- _WHAT NEEDS TO BE DONE_
Tell how many lines carry the word "subtitle"; the reply is the number and nothing else.

□ □ □ □ □ □ □

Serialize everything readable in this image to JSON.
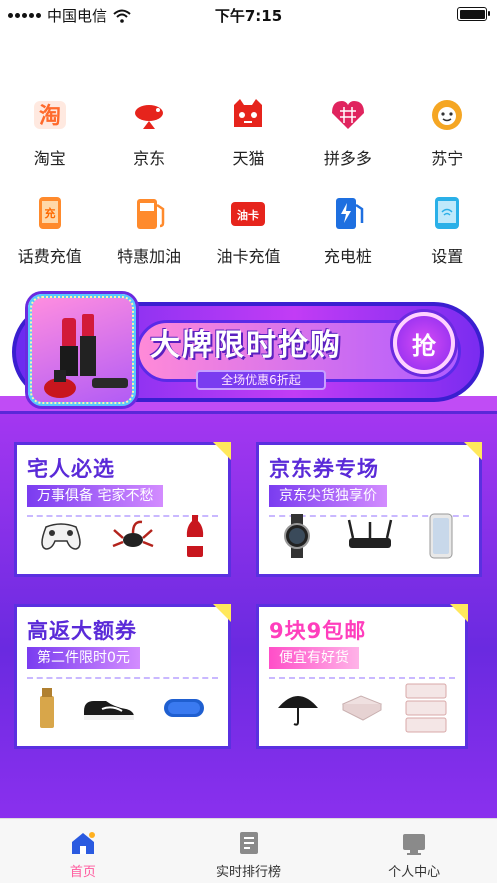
{
  "status_bar": {
    "carrier": "中国电信",
    "time": "下午7:15"
  },
  "shortcuts_row1": [
    {
      "label": "淘宝",
      "icon": "taobao-icon",
      "color": "#ff6a2c"
    },
    {
      "label": "京东",
      "icon": "jd-icon",
      "color": "#e6241c"
    },
    {
      "label": "天猫",
      "icon": "tmall-icon",
      "color": "#e6241c"
    },
    {
      "label": "拼多多",
      "icon": "pinduoduo-icon",
      "color": "#e0245e"
    },
    {
      "label": "苏宁",
      "icon": "suning-icon",
      "color": "#f5a623"
    }
  ],
  "shortcuts_row2": [
    {
      "label": "话费充值",
      "icon": "phone-recharge-icon",
      "color": "#ff8a2c"
    },
    {
      "label": "特惠加油",
      "icon": "fuel-icon",
      "color": "#ff8a2c"
    },
    {
      "label": "油卡充值",
      "icon": "fuel-card-icon",
      "color": "#e6241c"
    },
    {
      "label": "充电桩",
      "icon": "charging-pile-icon",
      "color": "#1e6fe0"
    },
    {
      "label": "设置",
      "icon": "settings-icon",
      "color": "#2ab0e8"
    }
  ],
  "promo": {
    "title": "大牌限时抢购",
    "subtitle": "全场优惠6折起",
    "grab_label": "抢"
  },
  "cards": [
    {
      "title": "宅人必选",
      "subtitle": "万事俱备 宅家不愁"
    },
    {
      "title": "京东券专场",
      "subtitle": "京东尖货独享价"
    },
    {
      "title": "高返大额券",
      "subtitle": "第二件限时0元"
    },
    {
      "title": "9块9包邮",
      "subtitle": "便宜有好货"
    }
  ],
  "tabbar": [
    {
      "label": "首页",
      "icon": "home-icon",
      "active": true
    },
    {
      "label": "实时排行榜",
      "icon": "ranking-icon",
      "active": false
    },
    {
      "label": "个人中心",
      "icon": "profile-icon",
      "active": false
    }
  ],
  "colors": {
    "accent": "#ff5a9e",
    "purple": "#6a2ae0",
    "card_title": "#5a2ad8"
  }
}
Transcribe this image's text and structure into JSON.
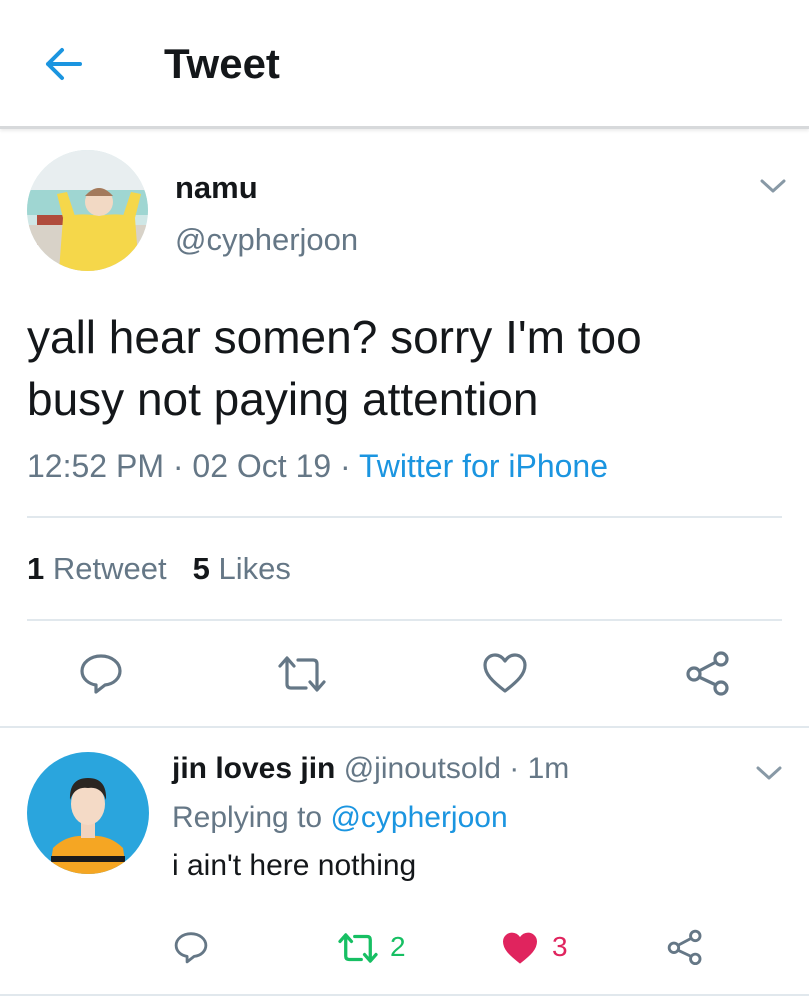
{
  "header": {
    "title": "Tweet",
    "back_icon": "back-arrow-icon"
  },
  "tweet": {
    "display_name": "namu",
    "handle": "@cypherjoon",
    "text_line1": "yall hear somen? sorry I'm too",
    "text_line2": "busy not paying attention",
    "time": "12:52 PM",
    "date": "02 Oct 19",
    "source": "Twitter for iPhone",
    "separator": " · ",
    "retweet_count": "1",
    "retweet_label": "Retweet",
    "like_count": "5",
    "like_label": "Likes",
    "actions": [
      "reply-icon",
      "retweet-icon",
      "like-icon",
      "share-icon"
    ]
  },
  "reply": {
    "display_name": "jin loves jin",
    "handle": "@jinoutsold",
    "time": "1m",
    "replying_to_label": "Replying to",
    "replying_to_handle": "@cypherjoon",
    "text": "i ain't here nothing",
    "retweet_count": "2",
    "like_count": "3"
  },
  "colors": {
    "accent": "#1b95e0",
    "retweet_active": "#17bf63",
    "like_active": "#e0245e",
    "secondary_text": "#657786",
    "icon_gray": "#657786"
  }
}
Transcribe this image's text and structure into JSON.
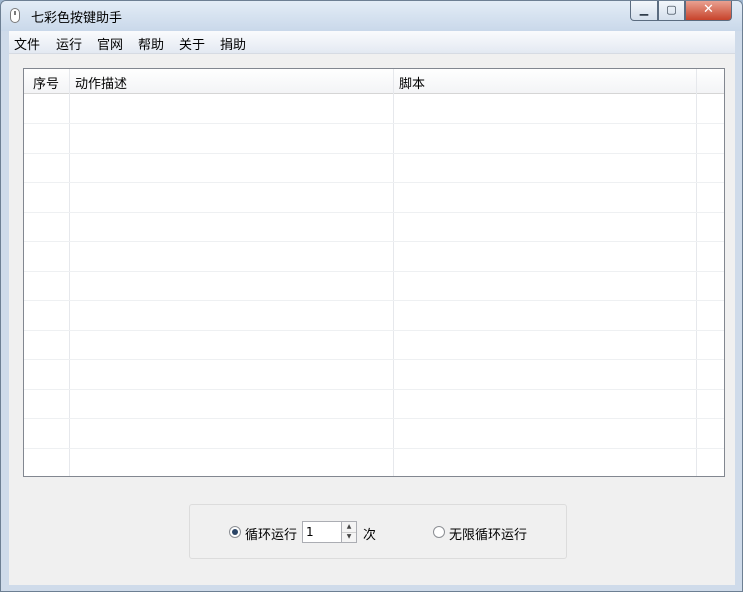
{
  "window": {
    "title": "七彩色按键助手",
    "min_glyph": "▁",
    "max_glyph": "▢",
    "close_glyph": "✕"
  },
  "menu": {
    "items": [
      "文件",
      "运行",
      "官网",
      "帮助",
      "关于",
      "捐助"
    ]
  },
  "table": {
    "columns": [
      "序号",
      "动作描述",
      "脚本"
    ],
    "rows": []
  },
  "run_options": {
    "loop_label": "循环运行",
    "loop_selected": true,
    "loop_count": "1",
    "count_unit": "次",
    "infinite_label": "无限循环运行",
    "infinite_selected": false
  }
}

□ □ □ □ □ □ □

- _RIGHT ANSWER_
5